— Begin —

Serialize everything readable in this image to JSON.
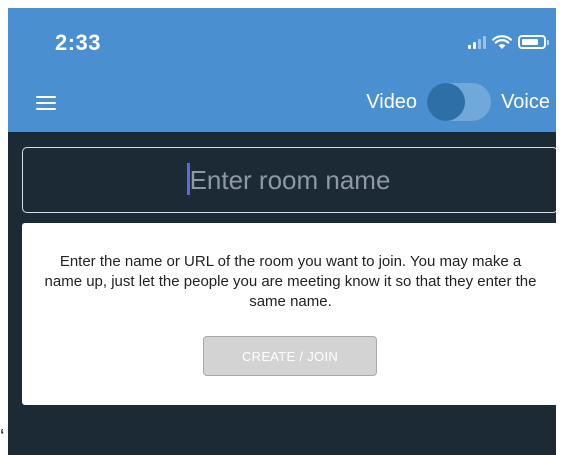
{
  "status_bar": {
    "time": "2:33",
    "icons": [
      "signal-icon",
      "wifi-icon",
      "battery-icon"
    ]
  },
  "header": {
    "menu_icon": "hamburger-menu-icon",
    "toggle": {
      "left_label": "Video",
      "right_label": "Voice",
      "selected": "Video"
    }
  },
  "room_input": {
    "placeholder": "Enter room name",
    "value": ""
  },
  "info_card": {
    "text": "Enter the name or URL of the room you want to join. You may make a name up, just let the people you are meeting know it so that they enter the same name.",
    "button_label": "CREATE / JOIN"
  },
  "colors": {
    "header_bg": "#4a90d0",
    "body_bg": "#1c2a36",
    "card_bg": "#ffffff",
    "button_bg": "#d3d3d3",
    "caret": "#5a6be0"
  }
}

— End —

=== Exercise task ===
Output the full set of records above without changing a word, and drop the images.

=== Answer ===
Serialize everything readable in this image to JSON.
{
  "status_bar": {
    "time": "2:33",
    "icons": [
      "signal-icon",
      "wifi-icon",
      "battery-icon"
    ]
  },
  "header": {
    "menu_icon": "hamburger-menu-icon",
    "toggle": {
      "left_label": "Video",
      "right_label": "Voice",
      "selected": "Video"
    }
  },
  "room_input": {
    "placeholder": "Enter room name",
    "value": ""
  },
  "info_card": {
    "text": "Enter the name or URL of the room you want to join. You may make a name up, just let the people you are meeting know it so that they enter the same name.",
    "button_label": "CREATE / JOIN"
  },
  "colors": {
    "header_bg": "#4a90d0",
    "body_bg": "#1c2a36",
    "card_bg": "#ffffff",
    "button_bg": "#d3d3d3",
    "caret": "#5a6be0"
  }
}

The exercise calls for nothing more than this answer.